>> BEGIN Data to use

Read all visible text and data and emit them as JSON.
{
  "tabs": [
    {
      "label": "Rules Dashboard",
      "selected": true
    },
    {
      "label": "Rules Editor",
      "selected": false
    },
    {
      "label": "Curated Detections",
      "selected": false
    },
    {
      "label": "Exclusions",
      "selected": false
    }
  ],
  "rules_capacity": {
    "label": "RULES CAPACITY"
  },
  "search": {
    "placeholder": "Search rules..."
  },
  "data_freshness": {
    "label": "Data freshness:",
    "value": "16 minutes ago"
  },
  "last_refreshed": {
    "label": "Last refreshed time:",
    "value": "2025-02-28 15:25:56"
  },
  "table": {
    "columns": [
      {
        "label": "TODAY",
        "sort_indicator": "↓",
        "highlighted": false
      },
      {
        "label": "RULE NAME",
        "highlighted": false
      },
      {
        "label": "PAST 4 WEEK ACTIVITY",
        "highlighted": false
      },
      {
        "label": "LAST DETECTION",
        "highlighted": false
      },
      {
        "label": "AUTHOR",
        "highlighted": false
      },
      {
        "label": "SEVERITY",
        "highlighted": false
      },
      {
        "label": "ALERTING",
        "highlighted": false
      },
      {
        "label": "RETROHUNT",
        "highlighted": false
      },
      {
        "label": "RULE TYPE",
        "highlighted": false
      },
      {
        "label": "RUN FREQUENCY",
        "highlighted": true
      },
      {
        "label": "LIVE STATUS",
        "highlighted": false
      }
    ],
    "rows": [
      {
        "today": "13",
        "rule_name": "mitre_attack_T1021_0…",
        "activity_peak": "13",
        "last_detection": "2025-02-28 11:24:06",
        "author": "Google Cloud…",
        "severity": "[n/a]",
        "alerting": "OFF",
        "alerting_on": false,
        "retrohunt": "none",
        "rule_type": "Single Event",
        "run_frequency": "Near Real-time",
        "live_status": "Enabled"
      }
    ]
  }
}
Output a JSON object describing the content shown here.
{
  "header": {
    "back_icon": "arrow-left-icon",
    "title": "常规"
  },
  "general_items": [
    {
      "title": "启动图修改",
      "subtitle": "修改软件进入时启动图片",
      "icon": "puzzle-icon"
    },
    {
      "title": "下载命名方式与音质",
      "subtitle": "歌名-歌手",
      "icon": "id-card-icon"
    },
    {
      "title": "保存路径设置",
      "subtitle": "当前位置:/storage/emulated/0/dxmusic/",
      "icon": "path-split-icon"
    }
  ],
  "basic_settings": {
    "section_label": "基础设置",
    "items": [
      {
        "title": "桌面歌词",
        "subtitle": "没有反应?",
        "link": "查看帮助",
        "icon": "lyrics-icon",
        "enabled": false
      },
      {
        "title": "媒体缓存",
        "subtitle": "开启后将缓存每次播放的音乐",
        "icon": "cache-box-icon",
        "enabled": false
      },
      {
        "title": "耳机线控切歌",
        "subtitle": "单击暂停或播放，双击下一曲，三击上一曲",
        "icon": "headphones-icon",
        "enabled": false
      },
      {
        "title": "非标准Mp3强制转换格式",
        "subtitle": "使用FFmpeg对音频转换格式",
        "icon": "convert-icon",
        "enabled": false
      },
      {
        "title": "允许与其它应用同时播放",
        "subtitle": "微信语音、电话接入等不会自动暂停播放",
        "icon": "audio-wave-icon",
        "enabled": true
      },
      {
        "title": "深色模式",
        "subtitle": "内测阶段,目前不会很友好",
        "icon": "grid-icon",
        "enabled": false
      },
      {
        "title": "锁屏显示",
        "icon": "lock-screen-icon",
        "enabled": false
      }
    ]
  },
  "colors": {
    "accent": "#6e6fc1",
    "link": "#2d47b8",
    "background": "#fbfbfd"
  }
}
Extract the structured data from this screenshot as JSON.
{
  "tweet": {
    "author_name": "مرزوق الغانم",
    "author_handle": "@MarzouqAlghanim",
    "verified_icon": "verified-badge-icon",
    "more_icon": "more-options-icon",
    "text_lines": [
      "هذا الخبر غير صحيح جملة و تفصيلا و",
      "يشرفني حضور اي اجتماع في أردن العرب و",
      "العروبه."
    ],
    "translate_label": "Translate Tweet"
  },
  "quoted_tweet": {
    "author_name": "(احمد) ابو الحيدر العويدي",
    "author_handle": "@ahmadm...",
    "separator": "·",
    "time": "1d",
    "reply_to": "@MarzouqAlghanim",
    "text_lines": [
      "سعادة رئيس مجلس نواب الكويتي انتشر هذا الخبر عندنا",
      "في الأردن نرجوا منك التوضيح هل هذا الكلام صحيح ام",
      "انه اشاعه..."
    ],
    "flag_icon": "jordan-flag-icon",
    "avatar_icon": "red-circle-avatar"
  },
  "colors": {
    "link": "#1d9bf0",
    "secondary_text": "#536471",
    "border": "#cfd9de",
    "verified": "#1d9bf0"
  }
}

>> END Data to use

> _Given task_
Report only the number of lines in the records that include the word "JSON".

> _Answer_
3